> _Problem statement_
Copy the lines below verbatim, starting at the first line and ending at the line that contains "416, 602, 440]", both included.
-- begin Records supplied --
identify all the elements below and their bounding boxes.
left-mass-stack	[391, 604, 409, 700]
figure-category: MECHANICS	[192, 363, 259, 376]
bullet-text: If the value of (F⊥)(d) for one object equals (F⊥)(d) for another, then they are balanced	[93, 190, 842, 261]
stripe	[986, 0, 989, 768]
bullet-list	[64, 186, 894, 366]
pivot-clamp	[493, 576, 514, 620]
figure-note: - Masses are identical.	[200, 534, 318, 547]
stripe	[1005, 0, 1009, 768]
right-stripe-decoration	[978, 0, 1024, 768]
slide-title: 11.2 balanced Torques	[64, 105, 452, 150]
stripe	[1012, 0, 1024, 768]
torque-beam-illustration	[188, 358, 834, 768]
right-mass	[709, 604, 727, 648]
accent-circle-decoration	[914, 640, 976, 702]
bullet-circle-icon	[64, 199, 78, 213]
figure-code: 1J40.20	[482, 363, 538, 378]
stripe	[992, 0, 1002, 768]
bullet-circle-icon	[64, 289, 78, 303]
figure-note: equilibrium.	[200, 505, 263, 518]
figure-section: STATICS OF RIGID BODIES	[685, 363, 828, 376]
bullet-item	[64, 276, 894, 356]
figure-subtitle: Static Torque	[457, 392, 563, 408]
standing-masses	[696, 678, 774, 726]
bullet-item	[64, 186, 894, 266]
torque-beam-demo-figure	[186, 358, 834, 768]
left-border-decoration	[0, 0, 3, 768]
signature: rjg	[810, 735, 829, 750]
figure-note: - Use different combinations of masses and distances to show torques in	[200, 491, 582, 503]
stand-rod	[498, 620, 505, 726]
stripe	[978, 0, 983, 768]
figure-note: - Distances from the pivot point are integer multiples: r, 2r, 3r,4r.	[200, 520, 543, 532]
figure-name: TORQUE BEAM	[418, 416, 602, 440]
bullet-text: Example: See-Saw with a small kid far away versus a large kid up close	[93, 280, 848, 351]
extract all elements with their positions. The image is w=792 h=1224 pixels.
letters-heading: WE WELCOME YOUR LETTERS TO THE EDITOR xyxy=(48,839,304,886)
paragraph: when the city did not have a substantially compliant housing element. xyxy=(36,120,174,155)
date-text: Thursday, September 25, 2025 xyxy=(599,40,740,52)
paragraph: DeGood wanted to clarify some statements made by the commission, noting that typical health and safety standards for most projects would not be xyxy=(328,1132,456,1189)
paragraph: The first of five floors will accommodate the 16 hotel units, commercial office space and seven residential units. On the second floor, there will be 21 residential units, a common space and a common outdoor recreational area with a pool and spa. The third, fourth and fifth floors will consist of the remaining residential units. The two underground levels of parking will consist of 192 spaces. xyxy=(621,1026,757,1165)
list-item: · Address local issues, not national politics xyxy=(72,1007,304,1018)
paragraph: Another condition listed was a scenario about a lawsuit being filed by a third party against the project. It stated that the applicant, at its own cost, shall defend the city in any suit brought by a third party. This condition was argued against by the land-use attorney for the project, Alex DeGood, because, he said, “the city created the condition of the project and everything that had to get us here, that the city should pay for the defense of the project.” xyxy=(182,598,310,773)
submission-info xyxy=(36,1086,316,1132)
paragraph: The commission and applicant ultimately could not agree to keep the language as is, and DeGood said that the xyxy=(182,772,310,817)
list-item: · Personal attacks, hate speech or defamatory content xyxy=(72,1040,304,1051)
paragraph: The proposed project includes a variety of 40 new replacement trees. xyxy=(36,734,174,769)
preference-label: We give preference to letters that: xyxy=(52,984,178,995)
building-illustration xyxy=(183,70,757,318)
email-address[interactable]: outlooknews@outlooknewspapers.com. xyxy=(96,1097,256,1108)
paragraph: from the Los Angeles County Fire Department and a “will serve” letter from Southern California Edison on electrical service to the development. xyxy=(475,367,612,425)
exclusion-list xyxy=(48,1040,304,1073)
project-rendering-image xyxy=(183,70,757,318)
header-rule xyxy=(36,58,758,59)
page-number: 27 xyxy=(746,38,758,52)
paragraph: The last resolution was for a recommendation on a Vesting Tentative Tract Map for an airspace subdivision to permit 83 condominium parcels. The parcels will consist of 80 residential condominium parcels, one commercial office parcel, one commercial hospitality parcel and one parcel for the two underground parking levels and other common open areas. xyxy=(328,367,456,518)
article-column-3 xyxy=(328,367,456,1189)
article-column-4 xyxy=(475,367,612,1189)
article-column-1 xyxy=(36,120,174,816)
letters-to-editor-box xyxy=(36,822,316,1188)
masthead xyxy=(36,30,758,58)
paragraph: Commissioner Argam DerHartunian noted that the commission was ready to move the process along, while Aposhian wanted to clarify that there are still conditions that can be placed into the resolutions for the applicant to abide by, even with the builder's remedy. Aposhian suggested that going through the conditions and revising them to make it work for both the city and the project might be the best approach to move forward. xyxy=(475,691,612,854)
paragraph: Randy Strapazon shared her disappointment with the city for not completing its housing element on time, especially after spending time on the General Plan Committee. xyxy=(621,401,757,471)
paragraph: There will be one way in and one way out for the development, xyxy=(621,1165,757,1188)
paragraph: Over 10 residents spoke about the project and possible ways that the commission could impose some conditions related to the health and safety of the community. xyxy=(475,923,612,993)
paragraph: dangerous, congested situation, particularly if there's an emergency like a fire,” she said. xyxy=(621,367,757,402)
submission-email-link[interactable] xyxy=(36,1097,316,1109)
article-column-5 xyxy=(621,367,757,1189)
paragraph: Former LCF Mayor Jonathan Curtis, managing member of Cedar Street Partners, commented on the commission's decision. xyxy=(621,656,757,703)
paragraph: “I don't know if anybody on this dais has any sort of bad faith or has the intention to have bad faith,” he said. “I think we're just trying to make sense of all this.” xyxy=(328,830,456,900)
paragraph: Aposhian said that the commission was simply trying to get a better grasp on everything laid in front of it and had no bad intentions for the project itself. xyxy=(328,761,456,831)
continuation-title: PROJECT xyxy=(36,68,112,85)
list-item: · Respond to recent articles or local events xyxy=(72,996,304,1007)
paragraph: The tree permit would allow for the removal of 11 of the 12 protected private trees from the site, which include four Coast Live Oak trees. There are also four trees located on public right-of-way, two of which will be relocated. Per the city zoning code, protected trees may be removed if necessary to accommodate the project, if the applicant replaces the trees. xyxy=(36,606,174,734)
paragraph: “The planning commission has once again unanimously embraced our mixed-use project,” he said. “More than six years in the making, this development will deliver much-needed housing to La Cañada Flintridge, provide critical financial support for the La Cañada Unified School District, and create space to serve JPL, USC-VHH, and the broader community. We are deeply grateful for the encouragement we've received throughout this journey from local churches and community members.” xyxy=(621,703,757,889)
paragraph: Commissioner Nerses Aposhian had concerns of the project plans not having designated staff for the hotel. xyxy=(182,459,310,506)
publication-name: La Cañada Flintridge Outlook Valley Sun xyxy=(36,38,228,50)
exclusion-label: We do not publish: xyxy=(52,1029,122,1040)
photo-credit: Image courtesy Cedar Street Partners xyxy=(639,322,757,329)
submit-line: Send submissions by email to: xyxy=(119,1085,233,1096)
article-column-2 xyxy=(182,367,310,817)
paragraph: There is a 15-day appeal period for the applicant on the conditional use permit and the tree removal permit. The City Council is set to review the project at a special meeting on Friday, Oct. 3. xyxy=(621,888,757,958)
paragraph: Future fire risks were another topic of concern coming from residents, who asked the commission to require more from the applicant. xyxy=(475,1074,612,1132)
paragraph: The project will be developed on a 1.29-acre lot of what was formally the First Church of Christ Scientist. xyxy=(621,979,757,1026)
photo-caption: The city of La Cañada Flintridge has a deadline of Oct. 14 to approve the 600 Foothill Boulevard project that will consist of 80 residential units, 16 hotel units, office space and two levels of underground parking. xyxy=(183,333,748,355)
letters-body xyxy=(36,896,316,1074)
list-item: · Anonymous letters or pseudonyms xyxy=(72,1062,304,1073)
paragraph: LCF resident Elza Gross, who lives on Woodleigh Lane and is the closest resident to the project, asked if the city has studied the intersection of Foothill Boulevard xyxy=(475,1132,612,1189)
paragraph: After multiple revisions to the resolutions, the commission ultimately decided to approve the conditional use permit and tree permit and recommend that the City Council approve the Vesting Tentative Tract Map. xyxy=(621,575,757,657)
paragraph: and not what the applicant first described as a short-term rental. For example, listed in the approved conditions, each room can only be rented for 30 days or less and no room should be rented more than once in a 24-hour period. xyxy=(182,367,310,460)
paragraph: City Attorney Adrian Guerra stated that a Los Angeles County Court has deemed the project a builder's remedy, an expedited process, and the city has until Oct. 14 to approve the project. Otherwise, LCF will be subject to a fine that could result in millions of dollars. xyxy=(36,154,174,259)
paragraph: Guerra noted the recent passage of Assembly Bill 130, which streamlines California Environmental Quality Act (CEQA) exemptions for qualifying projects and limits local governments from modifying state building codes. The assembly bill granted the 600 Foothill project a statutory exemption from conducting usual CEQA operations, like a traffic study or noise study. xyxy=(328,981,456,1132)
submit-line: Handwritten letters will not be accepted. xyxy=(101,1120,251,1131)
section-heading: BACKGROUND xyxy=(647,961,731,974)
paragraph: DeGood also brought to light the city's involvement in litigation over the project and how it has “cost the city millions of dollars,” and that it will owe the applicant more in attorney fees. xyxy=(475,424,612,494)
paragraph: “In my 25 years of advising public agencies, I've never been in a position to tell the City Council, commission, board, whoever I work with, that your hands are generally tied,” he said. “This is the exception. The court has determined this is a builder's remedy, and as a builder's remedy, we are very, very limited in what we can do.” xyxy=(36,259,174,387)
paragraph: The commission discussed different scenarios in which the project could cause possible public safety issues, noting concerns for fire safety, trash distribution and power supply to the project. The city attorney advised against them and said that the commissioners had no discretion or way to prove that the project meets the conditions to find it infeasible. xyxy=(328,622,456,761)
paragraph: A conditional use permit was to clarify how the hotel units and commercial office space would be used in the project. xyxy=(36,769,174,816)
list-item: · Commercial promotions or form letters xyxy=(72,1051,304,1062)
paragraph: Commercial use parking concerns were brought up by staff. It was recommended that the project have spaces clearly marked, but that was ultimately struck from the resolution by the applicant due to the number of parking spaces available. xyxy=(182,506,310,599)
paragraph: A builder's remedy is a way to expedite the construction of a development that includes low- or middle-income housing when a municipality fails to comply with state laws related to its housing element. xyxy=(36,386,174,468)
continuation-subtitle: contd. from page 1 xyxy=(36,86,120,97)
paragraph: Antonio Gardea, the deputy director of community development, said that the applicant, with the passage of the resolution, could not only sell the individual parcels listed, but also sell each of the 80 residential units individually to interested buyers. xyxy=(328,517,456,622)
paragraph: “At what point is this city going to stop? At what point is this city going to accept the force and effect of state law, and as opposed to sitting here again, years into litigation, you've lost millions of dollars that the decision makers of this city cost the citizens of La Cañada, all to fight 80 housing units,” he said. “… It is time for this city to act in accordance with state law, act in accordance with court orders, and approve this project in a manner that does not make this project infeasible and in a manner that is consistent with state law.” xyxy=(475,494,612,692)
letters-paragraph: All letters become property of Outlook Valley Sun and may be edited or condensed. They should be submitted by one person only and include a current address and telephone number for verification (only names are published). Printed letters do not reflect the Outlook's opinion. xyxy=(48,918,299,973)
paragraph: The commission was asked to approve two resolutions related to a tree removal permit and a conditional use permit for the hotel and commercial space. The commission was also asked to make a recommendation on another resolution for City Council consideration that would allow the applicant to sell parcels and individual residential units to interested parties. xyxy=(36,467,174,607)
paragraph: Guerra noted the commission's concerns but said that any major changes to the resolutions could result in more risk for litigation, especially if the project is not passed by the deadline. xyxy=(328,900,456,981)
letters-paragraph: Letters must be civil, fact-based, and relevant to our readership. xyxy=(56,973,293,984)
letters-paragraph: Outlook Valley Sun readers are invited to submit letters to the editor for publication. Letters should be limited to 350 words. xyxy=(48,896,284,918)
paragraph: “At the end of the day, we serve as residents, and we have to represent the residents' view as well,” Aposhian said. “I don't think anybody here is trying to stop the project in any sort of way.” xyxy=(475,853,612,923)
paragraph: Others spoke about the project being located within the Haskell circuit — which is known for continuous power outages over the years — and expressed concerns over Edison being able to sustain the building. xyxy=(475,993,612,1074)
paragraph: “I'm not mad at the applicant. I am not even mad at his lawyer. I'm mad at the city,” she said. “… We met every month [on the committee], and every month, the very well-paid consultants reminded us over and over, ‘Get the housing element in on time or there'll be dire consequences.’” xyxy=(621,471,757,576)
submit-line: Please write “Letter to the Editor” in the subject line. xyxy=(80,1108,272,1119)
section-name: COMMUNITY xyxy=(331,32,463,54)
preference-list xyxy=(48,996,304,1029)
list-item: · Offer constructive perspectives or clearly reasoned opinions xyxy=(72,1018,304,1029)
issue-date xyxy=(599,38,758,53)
-- end Records supplied --
> _Solved problem_
identify all the elements below and their bounding boxes.
left-mass-stack	[391, 604, 409, 700]
figure-category: MECHANICS	[192, 363, 259, 376]
bullet-text: If the value of (F⊥)(d) for one object equals (F⊥)(d) for another, then they are balanced	[93, 190, 842, 261]
stripe	[986, 0, 989, 768]
bullet-list	[64, 186, 894, 366]
pivot-clamp	[493, 576, 514, 620]
figure-note: - Masses are identical.	[200, 534, 318, 547]
stripe	[1005, 0, 1009, 768]
right-stripe-decoration	[978, 0, 1024, 768]
slide-title: 11.2 balanced Torques	[64, 105, 452, 150]
stripe	[1012, 0, 1024, 768]
torque-beam-illustration	[188, 358, 834, 768]
right-mass	[709, 604, 727, 648]
accent-circle-decoration	[914, 640, 976, 702]
bullet-circle-icon	[64, 199, 78, 213]
figure-code: 1J40.20	[482, 363, 538, 378]
stripe	[992, 0, 1002, 768]
bullet-circle-icon	[64, 289, 78, 303]
figure-note: equilibrium.	[200, 505, 263, 518]
figure-section: STATICS OF RIGID BODIES	[685, 363, 828, 376]
bullet-item	[64, 276, 894, 356]
figure-subtitle: Static Torque	[457, 392, 563, 408]
standing-masses	[696, 678, 774, 726]
bullet-item	[64, 186, 894, 266]
torque-beam-demo-figure	[186, 358, 834, 768]
left-border-decoration	[0, 0, 3, 768]
signature: rjg	[810, 735, 829, 750]
figure-note: - Use different combinations of masses and distances to show torques in	[200, 491, 582, 503]
stand-rod	[498, 620, 505, 726]
stripe	[978, 0, 983, 768]
figure-note: - Distances from the pivot point are integer multiples: r, 2r, 3r,4r.	[200, 520, 543, 532]
figure-name: TORQUE BEAM	[418, 416, 602, 440]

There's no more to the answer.